Copy the data that follows, character for character, minus the pictures.
[Begin]
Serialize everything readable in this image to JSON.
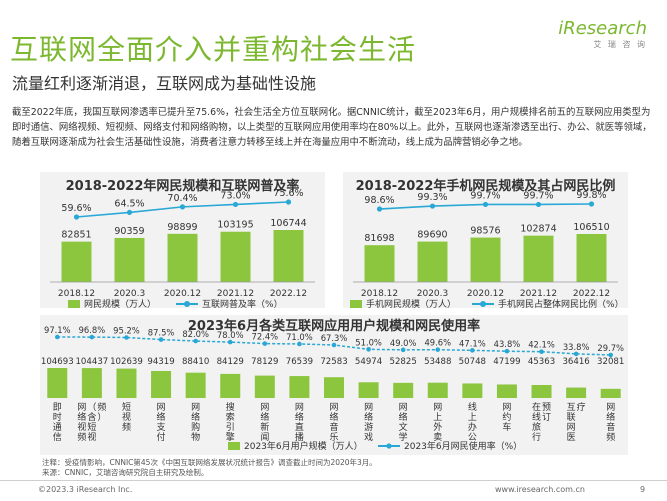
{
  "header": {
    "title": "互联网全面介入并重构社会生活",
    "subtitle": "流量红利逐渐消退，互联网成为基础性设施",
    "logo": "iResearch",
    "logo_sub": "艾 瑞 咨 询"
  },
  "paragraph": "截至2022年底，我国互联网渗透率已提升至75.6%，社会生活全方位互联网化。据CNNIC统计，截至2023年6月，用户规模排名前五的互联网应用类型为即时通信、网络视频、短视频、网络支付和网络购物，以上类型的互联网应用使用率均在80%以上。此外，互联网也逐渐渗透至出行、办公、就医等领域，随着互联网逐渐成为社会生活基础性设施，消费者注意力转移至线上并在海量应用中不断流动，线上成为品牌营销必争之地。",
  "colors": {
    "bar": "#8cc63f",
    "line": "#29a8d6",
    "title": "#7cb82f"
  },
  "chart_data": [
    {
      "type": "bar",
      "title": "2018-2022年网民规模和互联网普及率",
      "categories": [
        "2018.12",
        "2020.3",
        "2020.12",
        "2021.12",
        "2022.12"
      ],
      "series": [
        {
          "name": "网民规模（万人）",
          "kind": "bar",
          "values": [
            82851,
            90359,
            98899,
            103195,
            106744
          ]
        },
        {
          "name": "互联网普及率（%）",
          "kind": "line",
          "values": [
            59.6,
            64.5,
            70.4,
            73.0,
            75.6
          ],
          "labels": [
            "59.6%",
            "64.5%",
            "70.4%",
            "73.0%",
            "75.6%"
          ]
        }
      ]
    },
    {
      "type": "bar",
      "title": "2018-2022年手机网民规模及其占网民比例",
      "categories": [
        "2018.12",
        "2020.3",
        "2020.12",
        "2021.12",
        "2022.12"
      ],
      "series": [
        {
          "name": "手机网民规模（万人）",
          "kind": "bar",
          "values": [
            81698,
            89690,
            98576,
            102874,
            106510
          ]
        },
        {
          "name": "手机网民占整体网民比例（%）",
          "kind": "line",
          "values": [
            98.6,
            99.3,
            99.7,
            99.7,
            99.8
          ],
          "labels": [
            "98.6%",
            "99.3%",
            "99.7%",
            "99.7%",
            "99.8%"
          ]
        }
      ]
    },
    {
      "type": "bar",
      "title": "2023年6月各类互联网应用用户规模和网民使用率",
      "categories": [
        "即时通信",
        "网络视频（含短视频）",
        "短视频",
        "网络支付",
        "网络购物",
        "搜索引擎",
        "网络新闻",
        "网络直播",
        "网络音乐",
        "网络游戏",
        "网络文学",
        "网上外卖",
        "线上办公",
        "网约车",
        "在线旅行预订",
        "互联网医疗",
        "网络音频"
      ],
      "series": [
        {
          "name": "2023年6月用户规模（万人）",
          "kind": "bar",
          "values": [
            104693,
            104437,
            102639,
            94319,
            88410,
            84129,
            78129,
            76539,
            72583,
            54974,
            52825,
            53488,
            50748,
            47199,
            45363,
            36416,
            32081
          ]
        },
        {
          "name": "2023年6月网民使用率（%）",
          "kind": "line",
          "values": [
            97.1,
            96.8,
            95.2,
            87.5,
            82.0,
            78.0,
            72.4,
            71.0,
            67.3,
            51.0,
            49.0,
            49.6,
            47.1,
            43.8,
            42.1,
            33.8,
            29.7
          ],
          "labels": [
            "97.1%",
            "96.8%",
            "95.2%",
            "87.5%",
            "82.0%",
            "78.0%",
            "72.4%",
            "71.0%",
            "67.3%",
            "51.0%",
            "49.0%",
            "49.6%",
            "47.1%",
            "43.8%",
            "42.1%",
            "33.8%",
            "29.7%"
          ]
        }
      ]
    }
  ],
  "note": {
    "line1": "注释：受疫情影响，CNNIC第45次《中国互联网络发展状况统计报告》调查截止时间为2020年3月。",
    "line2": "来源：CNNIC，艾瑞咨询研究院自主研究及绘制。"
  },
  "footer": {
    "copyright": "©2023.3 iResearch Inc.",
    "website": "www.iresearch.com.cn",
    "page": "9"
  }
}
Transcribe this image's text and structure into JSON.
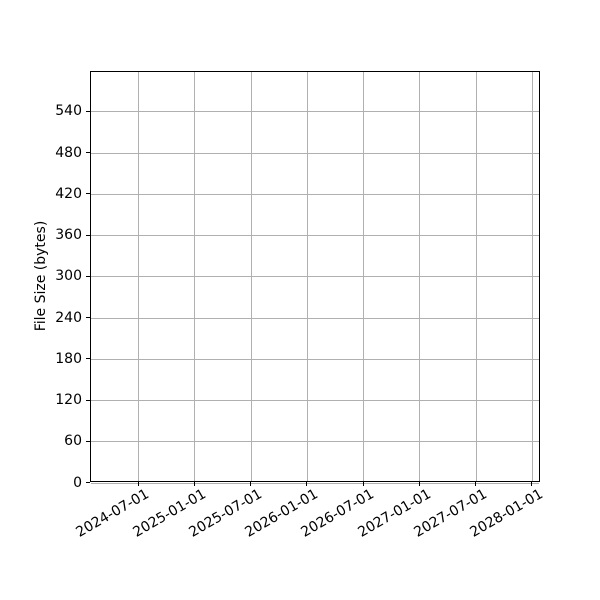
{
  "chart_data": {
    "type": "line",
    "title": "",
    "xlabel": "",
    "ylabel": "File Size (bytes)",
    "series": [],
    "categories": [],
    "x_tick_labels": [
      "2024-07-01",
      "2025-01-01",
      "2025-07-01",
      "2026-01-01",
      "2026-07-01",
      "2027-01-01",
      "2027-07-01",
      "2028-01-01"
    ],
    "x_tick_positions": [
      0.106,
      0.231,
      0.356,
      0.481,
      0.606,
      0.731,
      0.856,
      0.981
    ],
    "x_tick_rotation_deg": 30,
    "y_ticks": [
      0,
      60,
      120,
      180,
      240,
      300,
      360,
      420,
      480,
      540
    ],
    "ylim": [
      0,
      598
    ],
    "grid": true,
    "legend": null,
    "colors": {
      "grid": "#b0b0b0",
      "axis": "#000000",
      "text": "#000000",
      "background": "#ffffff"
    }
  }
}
[End]
PROBLEM SOLUTION:
Serialize everything readable in this image to JSON.
{
  "header": {
    "title": "互联网全面介入并重构社会生活",
    "subtitle": "流量红利逐渐消退，互联网成为基础性设施",
    "logo": "iResearch",
    "logo_sub": "艾 瑞 咨 询"
  },
  "paragraph": "截至2022年底，我国互联网渗透率已提升至75.6%，社会生活全方位互联网化。据CNNIC统计，截至2023年6月，用户规模排名前五的互联网应用类型为即时通信、网络视频、短视频、网络支付和网络购物，以上类型的互联网应用使用率均在80%以上。此外，互联网也逐渐渗透至出行、办公、就医等领域，随着互联网逐渐成为社会生活基础性设施，消费者注意力转移至线上并在海量应用中不断流动，线上成为品牌营销必争之地。",
  "colors": {
    "bar": "#8cc63f",
    "line": "#29a8d6",
    "title": "#7cb82f"
  },
  "chart_data": [
    {
      "type": "bar",
      "title": "2018-2022年网民规模和互联网普及率",
      "categories": [
        "2018.12",
        "2020.3",
        "2020.12",
        "2021.12",
        "2022.12"
      ],
      "series": [
        {
          "name": "网民规模（万人）",
          "kind": "bar",
          "values": [
            82851,
            90359,
            98899,
            103195,
            106744
          ]
        },
        {
          "name": "互联网普及率（%）",
          "kind": "line",
          "values": [
            59.6,
            64.5,
            70.4,
            73.0,
            75.6
          ],
          "labels": [
            "59.6%",
            "64.5%",
            "70.4%",
            "73.0%",
            "75.6%"
          ]
        }
      ]
    },
    {
      "type": "bar",
      "title": "2018-2022年手机网民规模及其占网民比例",
      "categories": [
        "2018.12",
        "2020.3",
        "2020.12",
        "2021.12",
        "2022.12"
      ],
      "series": [
        {
          "name": "手机网民规模（万人）",
          "kind": "bar",
          "values": [
            81698,
            89690,
            98576,
            102874,
            106510
          ]
        },
        {
          "name": "手机网民占整体网民比例（%）",
          "kind": "line",
          "values": [
            98.6,
            99.3,
            99.7,
            99.7,
            99.8
          ],
          "labels": [
            "98.6%",
            "99.3%",
            "99.7%",
            "99.7%",
            "99.8%"
          ]
        }
      ]
    },
    {
      "type": "bar",
      "title": "2023年6月各类互联网应用用户规模和网民使用率",
      "categories": [
        "即时通信",
        "网络视频（含短视频）",
        "短视频",
        "网络支付",
        "网络购物",
        "搜索引擎",
        "网络新闻",
        "网络直播",
        "网络音乐",
        "网络游戏",
        "网络文学",
        "网上外卖",
        "线上办公",
        "网约车",
        "在线旅行预订",
        "互联网医疗",
        "网络音频"
      ],
      "series": [
        {
          "name": "2023年6月用户规模（万人）",
          "kind": "bar",
          "values": [
            104693,
            104437,
            102639,
            94319,
            88410,
            84129,
            78129,
            76539,
            72583,
            54974,
            52825,
            53488,
            50748,
            47199,
            45363,
            36416,
            32081
          ]
        },
        {
          "name": "2023年6月网民使用率（%）",
          "kind": "line",
          "values": [
            97.1,
            96.8,
            95.2,
            87.5,
            82.0,
            78.0,
            72.4,
            71.0,
            67.3,
            51.0,
            49.0,
            49.6,
            47.1,
            43.8,
            42.1,
            33.8,
            29.7
          ],
          "labels": [
            "97.1%",
            "96.8%",
            "95.2%",
            "87.5%",
            "82.0%",
            "78.0%",
            "72.4%",
            "71.0%",
            "67.3%",
            "51.0%",
            "49.0%",
            "49.6%",
            "47.1%",
            "43.8%",
            "42.1%",
            "33.8%",
            "29.7%"
          ]
        }
      ]
    }
  ],
  "note": {
    "line1": "注释：受疫情影响，CNNIC第45次《中国互联网络发展状况统计报告》调查截止时间为2020年3月。",
    "line2": "来源：CNNIC，艾瑞咨询研究院自主研究及绘制。"
  },
  "footer": {
    "copyright": "©2023.3 iResearch Inc.",
    "website": "www.iresearch.com.cn",
    "page": "9"
  }
}
Transcribe this image's text and structure into JSON.
{
  "chart_data": {
    "type": "line",
    "title": "",
    "xlabel": "",
    "ylabel": "File Size (bytes)",
    "series": [],
    "categories": [],
    "x_tick_labels": [
      "2024-07-01",
      "2025-01-01",
      "2025-07-01",
      "2026-01-01",
      "2026-07-01",
      "2027-01-01",
      "2027-07-01",
      "2028-01-01"
    ],
    "x_tick_positions": [
      0.106,
      0.231,
      0.356,
      0.481,
      0.606,
      0.731,
      0.856,
      0.981
    ],
    "x_tick_rotation_deg": 30,
    "y_ticks": [
      0,
      60,
      120,
      180,
      240,
      300,
      360,
      420,
      480,
      540
    ],
    "ylim": [
      0,
      598
    ],
    "grid": true,
    "legend": null,
    "colors": {
      "grid": "#b0b0b0",
      "axis": "#000000",
      "text": "#000000",
      "background": "#ffffff"
    }
  }
}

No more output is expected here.